BEGIN PASSAGE PROVIDED
Since the Windows clipboard is a one-and-done affair, adding such a link requires two trips to the page in question. After putting up with these multiple round trips for years, I decided to look for a clipboard enhancer. I found two freebies that provide more copy-and-paste options than you can shake a mouse at.

Simple, straightforward approach to multiple copy and paste
M8 Software's M8 Free Clipboard places an icon in the taskbar's Notification Area near the clock. Click it to view a list of your clipboard entries. You can also assign a key combination in the program's Options dialog to open the clipboard list via the keyboard.

M8 Free Clipboard main window

The M8 Free Clipboard utility shows your saved items in a window that floats atop your other open windows.

(Credit: M8 Software)

Items are added to the list automatically as you copy. By default, a tone sounds each time an item is added, but you can turn the sound cue off by clicking Tools > Options. Hovering the mouse over an item shows it in a pop-up preview window.

To paste an item in the list, simply place the cursor where you want the saved text or graphic to appear and select the item in the M8 Free Clipboard window. You can also paste them by pressing the keyboard combination you selected to open the program and then the letter that appears to the left of the item. You activate these options via the program's Options dialog.

When you shut down Windows, the contents of the clipboard are erased. But with M8 Free Clipboard, your saved items are waiting for you when you restart Windows. You get even more options by upgrading to M8 Software's $20 Spartan Multi Clipboard, which lets you save your clips in libraries and comes in portable and U3 versions.

The .NET approach to extending the clipboard
There are more similarities than differences between M8 Free Clipboard and SundryTools' free PasteCopy.NET utility, but the differences are noteworthy. First, as the program's name implies, PasteCopy.NET relies on the Microsoft .NET Framework 2.0. Also, you open PasteCopy.NET by clicking the desktop shortcut, Start menu item, or icon the program's installer places in the Quick Launch toolbar. You're given the choice of shortcuts to add during the installation

PasteCopy.NET also distinguishes itself by supporting several different languages, which you select as part of the program's installation. Like M8 Free Clipboard, PasteCopy.NET saves dozens of text entries and images, but unlike M8 Free Clipboard, you add an item by selecting it in the list, placing the cursor where you want it to appear in the target document, and pressing Ctrl+V or choosing Edit > Paste. I prefer M8 Free Clipboard's automatic placement of the saved item when you select it in the program's window.
END PASSAGE PROVIDED
BEGIN PROVIDED MATERIAL
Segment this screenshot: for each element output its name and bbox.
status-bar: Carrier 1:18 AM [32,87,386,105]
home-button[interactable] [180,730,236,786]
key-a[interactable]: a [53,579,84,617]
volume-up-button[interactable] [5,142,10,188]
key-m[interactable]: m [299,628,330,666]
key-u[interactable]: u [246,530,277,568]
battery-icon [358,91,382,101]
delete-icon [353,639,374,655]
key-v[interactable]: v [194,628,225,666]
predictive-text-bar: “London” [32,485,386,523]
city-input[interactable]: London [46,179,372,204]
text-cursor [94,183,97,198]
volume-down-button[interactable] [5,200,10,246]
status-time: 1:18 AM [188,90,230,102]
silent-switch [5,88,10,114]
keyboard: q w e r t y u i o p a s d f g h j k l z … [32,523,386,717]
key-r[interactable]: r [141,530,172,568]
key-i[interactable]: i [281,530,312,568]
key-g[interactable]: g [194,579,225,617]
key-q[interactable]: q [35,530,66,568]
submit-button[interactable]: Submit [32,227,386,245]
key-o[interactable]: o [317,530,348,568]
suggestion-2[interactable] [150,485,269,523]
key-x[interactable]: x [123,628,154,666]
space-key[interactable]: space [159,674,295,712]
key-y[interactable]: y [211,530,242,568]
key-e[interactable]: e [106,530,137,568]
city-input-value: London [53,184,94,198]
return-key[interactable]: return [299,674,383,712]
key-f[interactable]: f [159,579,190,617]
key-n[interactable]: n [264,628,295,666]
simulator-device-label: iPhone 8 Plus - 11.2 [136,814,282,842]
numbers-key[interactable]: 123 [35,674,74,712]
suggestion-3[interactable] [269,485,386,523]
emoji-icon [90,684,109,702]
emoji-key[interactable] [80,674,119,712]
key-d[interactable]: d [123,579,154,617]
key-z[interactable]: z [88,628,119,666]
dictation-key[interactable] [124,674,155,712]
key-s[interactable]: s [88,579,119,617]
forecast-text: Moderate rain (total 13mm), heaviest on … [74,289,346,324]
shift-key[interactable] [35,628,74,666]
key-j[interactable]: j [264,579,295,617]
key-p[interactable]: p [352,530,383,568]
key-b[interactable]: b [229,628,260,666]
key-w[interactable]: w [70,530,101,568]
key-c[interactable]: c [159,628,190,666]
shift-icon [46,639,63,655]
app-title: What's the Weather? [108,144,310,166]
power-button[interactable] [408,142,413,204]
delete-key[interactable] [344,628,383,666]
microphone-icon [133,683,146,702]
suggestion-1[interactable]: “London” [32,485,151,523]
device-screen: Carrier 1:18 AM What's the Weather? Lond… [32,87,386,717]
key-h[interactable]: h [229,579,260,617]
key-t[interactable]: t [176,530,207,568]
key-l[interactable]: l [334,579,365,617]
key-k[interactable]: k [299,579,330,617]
END PROVIDED MATERIAL
ASSIGNED TASK —
From the text on clipboard utilities, output the part starting with "Since the Windows" and going on through "a mouse at.", copied word for word.

RESULT OF THIS EXERCISE —
Since the Windows clipboard is a one-and-done affair, adding such a link requires two trips to the page in question. After putting up with these multiple round trips for years, I decided to look for a clipboard enhancer. I found two freebies that provide more copy-and-paste options than you can shake a mouse at.